▸ **REQUIRED WORK**: Restate the entries below verbatim.

★ ★ ★

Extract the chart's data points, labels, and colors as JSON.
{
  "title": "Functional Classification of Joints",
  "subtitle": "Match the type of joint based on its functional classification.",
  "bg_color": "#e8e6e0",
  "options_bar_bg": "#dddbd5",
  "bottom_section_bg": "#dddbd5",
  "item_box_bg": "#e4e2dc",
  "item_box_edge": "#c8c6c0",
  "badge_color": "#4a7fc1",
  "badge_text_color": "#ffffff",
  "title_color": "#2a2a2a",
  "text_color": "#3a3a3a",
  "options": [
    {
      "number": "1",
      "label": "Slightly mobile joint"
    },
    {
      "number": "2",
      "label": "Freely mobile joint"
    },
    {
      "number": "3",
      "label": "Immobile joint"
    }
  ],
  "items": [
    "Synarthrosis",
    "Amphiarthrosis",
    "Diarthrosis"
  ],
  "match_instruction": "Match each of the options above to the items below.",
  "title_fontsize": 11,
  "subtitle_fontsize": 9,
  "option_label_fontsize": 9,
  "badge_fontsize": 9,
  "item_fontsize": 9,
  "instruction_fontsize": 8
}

★ ★ ★

▸ **THE RESULT**:
Extract the chart's data points, labels, and colors as JSON.
{
  "title": "Functional Classification of Joints",
  "subtitle": "Match the type of joint based on its functional classification.",
  "bg_color": "#e8e6e0",
  "options_bar_bg": "#dddbd5",
  "bottom_section_bg": "#dddbd5",
  "item_box_bg": "#e4e2dc",
  "item_box_edge": "#c8c6c0",
  "badge_color": "#4a7fc1",
  "badge_text_color": "#ffffff",
  "title_color": "#2a2a2a",
  "text_color": "#3a3a3a",
  "options": [
    {
      "number": "1",
      "label": "Slightly mobile joint"
    },
    {
      "number": "2",
      "label": "Freely mobile joint"
    },
    {
      "number": "3",
      "label": "Immobile joint"
    }
  ],
  "items": [
    "Synarthrosis",
    "Amphiarthrosis",
    "Diarthrosis"
  ],
  "match_instruction": "Match each of the options above to the items below.",
  "title_fontsize": 11,
  "subtitle_fontsize": 9,
  "option_label_fontsize": 9,
  "badge_fontsize": 9,
  "item_fontsize": 9,
  "instruction_fontsize": 8
}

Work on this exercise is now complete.